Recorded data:

"""

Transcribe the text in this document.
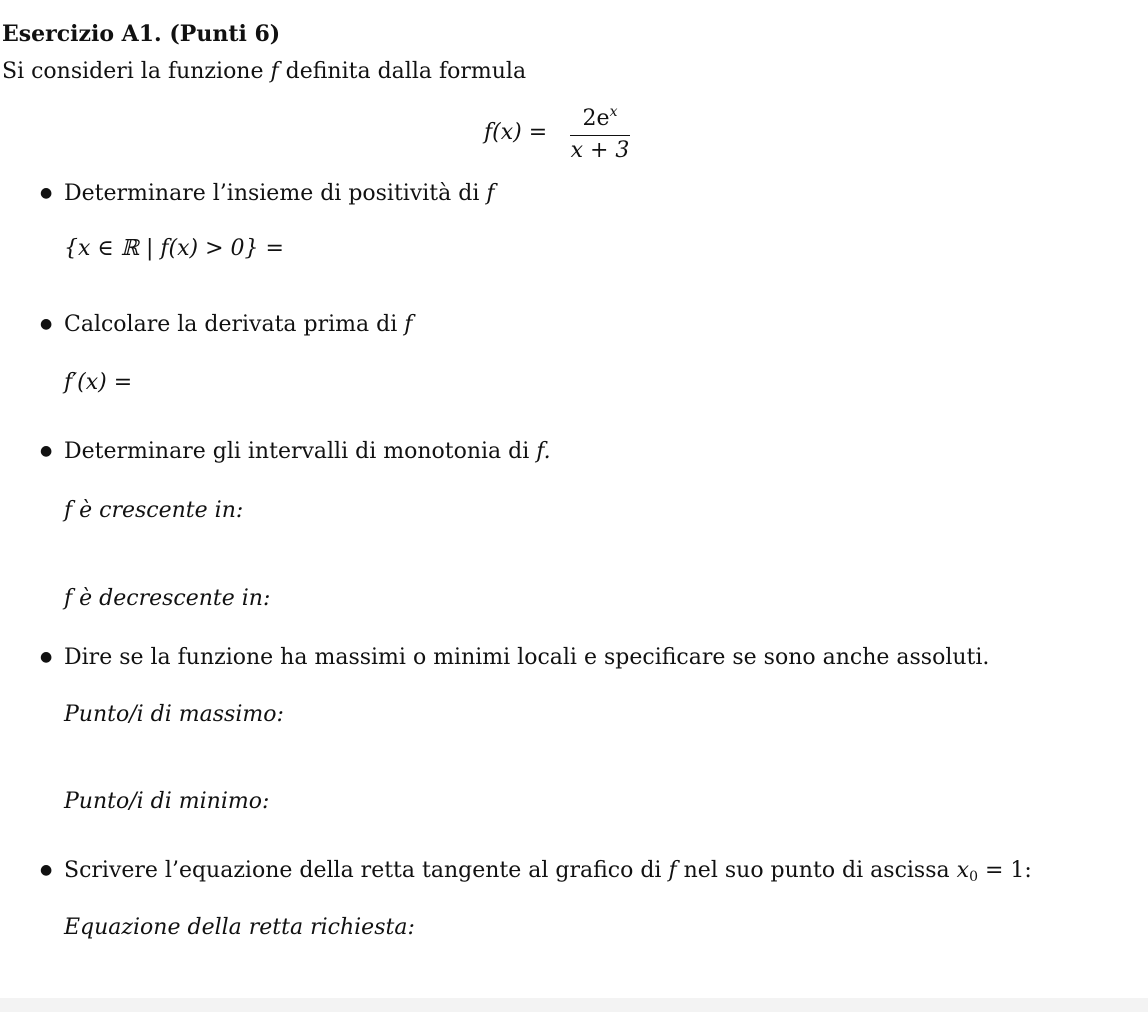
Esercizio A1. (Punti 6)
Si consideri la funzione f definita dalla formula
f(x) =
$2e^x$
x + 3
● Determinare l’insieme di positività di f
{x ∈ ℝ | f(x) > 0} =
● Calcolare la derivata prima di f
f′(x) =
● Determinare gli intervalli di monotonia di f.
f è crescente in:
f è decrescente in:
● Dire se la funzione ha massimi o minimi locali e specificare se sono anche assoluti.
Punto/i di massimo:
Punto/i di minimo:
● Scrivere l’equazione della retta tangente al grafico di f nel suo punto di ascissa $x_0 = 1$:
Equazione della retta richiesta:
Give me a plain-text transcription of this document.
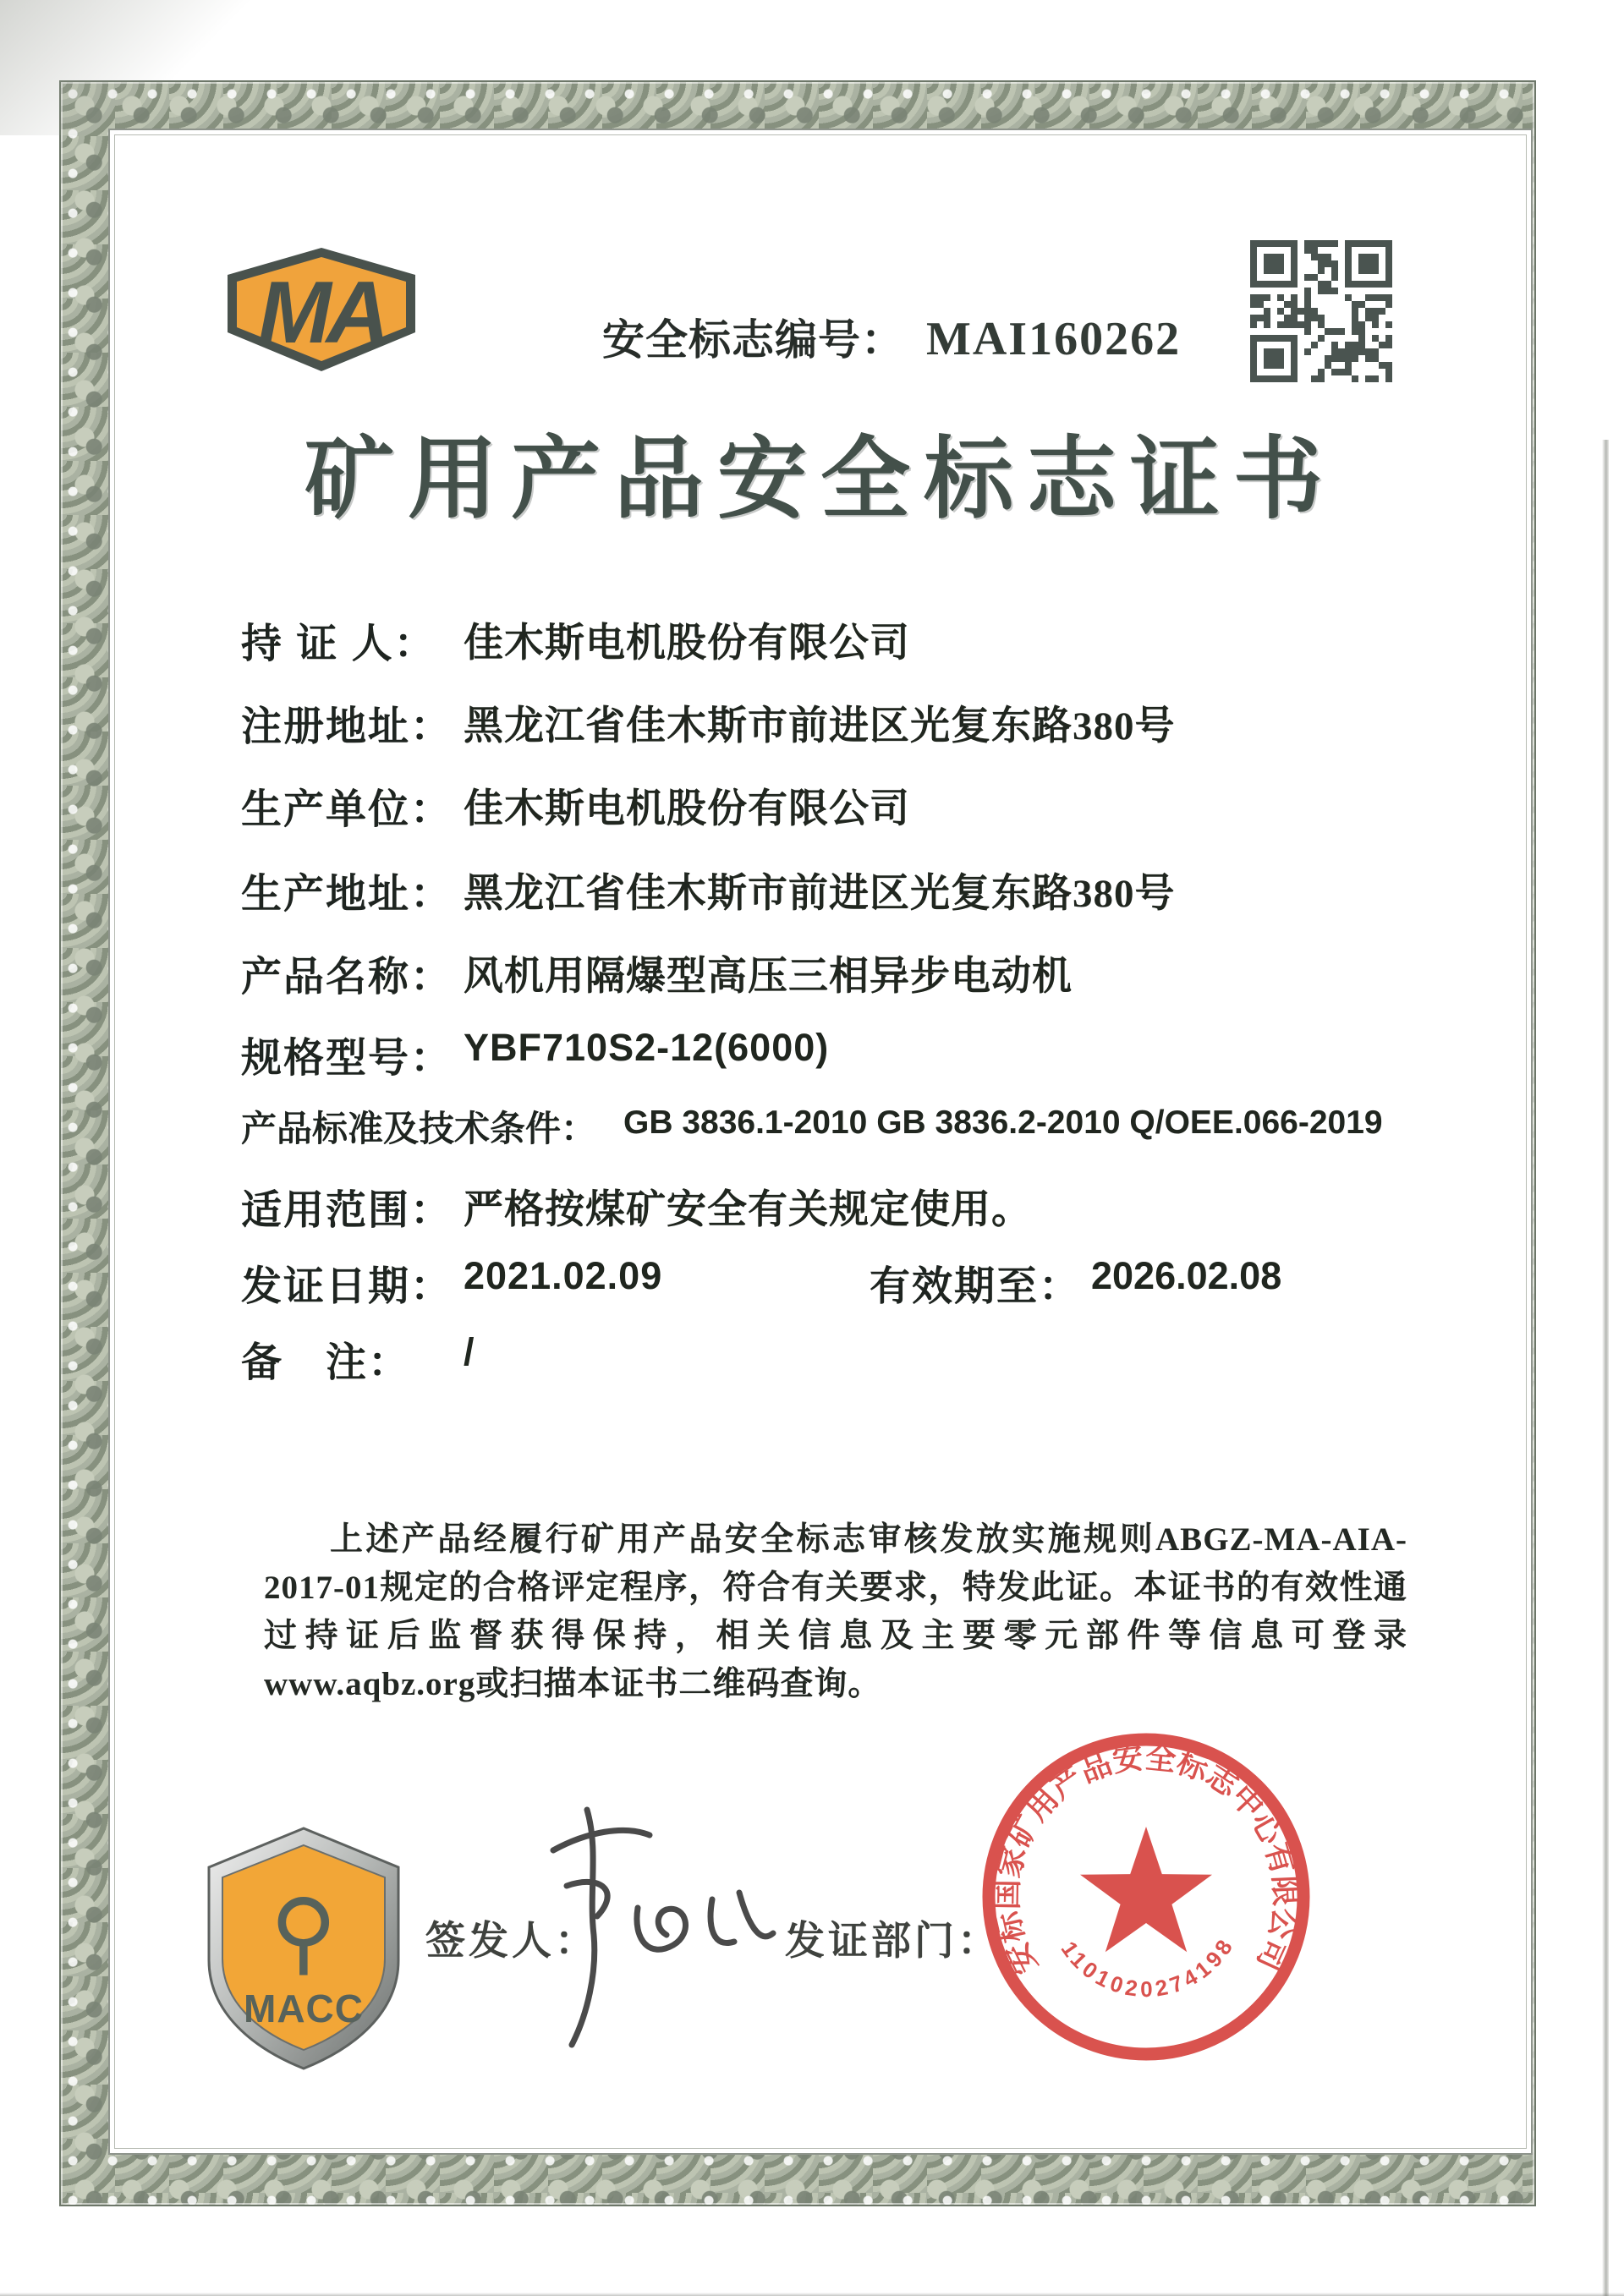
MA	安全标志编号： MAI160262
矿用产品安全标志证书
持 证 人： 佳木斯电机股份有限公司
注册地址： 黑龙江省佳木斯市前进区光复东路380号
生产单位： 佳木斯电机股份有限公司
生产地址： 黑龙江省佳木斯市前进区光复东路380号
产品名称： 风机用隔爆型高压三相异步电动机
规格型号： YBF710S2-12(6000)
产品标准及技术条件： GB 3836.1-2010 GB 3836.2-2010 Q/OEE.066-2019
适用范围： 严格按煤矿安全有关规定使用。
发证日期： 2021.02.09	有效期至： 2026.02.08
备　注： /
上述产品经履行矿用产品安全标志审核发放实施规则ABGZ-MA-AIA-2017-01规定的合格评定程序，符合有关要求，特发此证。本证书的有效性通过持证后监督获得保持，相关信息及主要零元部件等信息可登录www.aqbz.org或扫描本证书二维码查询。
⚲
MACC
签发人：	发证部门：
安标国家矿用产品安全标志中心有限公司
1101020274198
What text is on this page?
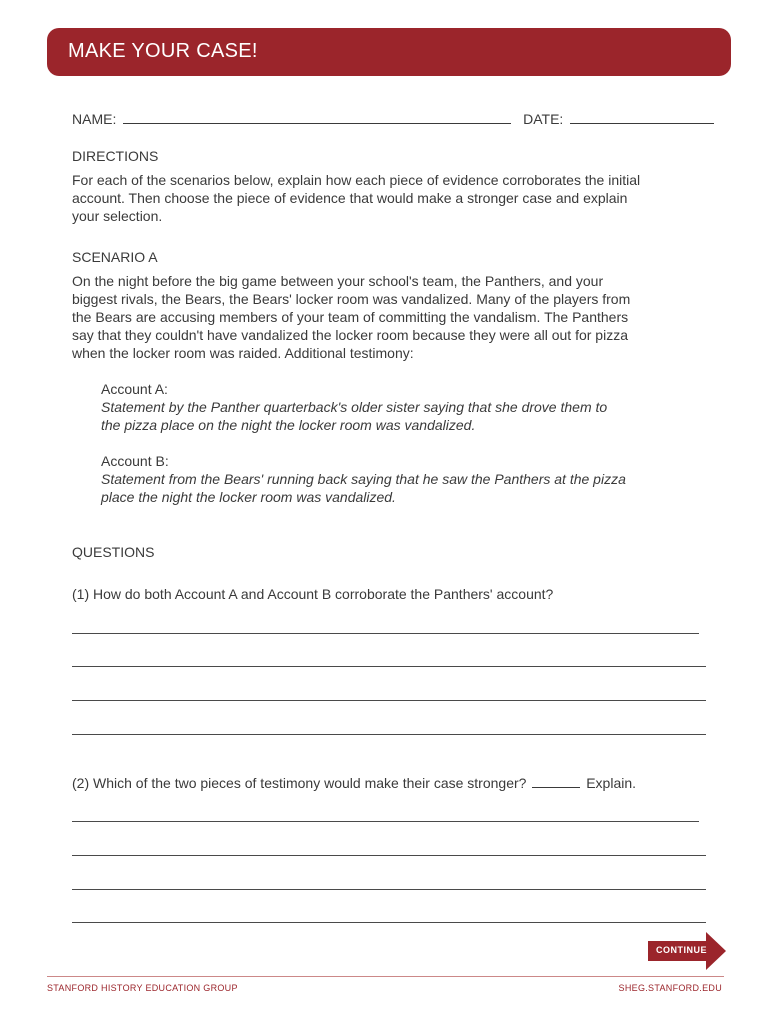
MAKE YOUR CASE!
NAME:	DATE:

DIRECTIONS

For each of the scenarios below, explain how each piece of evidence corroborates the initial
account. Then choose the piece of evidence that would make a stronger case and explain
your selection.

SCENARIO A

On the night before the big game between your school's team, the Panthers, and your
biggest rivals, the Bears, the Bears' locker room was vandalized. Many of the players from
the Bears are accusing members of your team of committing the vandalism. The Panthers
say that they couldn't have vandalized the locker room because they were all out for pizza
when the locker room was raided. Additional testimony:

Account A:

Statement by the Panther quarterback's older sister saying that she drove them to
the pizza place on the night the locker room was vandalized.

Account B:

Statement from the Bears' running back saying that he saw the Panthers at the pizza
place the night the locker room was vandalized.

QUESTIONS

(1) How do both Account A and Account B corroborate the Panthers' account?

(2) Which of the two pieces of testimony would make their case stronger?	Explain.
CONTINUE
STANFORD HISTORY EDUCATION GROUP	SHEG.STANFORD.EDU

"""

GOAL OF THE EXERCISE: Copy the listing word for word, excluding its pictures.

CORRECT ANSWER:
Transcribe the text in this document.
Esercizio A1. (Punti 6)
Si consideri la funzione f definita dalla formula
f(x) =
$2e^x$
x + 3
● Determinare l’insieme di positività di f
{x ∈ ℝ | f(x) > 0} =
● Calcolare la derivata prima di f
f′(x) =
● Determinare gli intervalli di monotonia di f.
f è crescente in:
f è decrescente in:
● Dire se la funzione ha massimi o minimi locali e specificare se sono anche assoluti.
Punto/i di massimo:
Punto/i di minimo:
● Scrivere l’equazione della retta tangente al grafico di f nel suo punto di ascissa $x_0 = 1$:
Equazione della retta richiesta:
Give me a plain-text transcription of this document.
MA	安全标志编号： MAI160262
矿用产品安全标志证书
持 证 人： 佳木斯电机股份有限公司
注册地址： 黑龙江省佳木斯市前进区光复东路380号
生产单位： 佳木斯电机股份有限公司
生产地址： 黑龙江省佳木斯市前进区光复东路380号
产品名称： 风机用隔爆型高压三相异步电动机
规格型号： YBF710S2-12(6000)
产品标准及技术条件： GB 3836.1-2010 GB 3836.2-2010 Q/OEE.066-2019
适用范围： 严格按煤矿安全有关规定使用。
发证日期： 2021.02.09	有效期至： 2026.02.08
备　注： /
上述产品经履行矿用产品安全标志审核发放实施规则ABGZ-MA-AIA-2017-01规定的合格评定程序，符合有关要求，特发此证。本证书的有效性通过持证后监督获得保持，相关信息及主要零元部件等信息可登录www.aqbz.org或扫描本证书二维码查询。
⚲
MACC
签发人：	发证部门：
安标国家矿用产品安全标志中心有限公司
1101020274198
What text is on this page?
MAKE YOUR CASE!
NAME:	DATE:

DIRECTIONS

For each of the scenarios below, explain how each piece of evidence corroborates the initial
account. Then choose the piece of evidence that would make a stronger case and explain
your selection.

SCENARIO A

On the night before the big game between your school's team, the Panthers, and your
biggest rivals, the Bears, the Bears' locker room was vandalized. Many of the players from
the Bears are accusing members of your team of committing the vandalism. The Panthers
say that they couldn't have vandalized the locker room because they were all out for pizza
when the locker room was raided. Additional testimony:

Account A:

Statement by the Panther quarterback's older sister saying that she drove them to
the pizza place on the night the locker room was vandalized.

Account B:

Statement from the Bears' running back saying that he saw the Panthers at the pizza
place the night the locker room was vandalized.

QUESTIONS

(1) How do both Account A and Account B corroborate the Panthers' account?

(2) Which of the two pieces of testimony would make their case stronger?	Explain.
CONTINUE
STANFORD HISTORY EDUCATION GROUP	SHEG.STANFORD.EDU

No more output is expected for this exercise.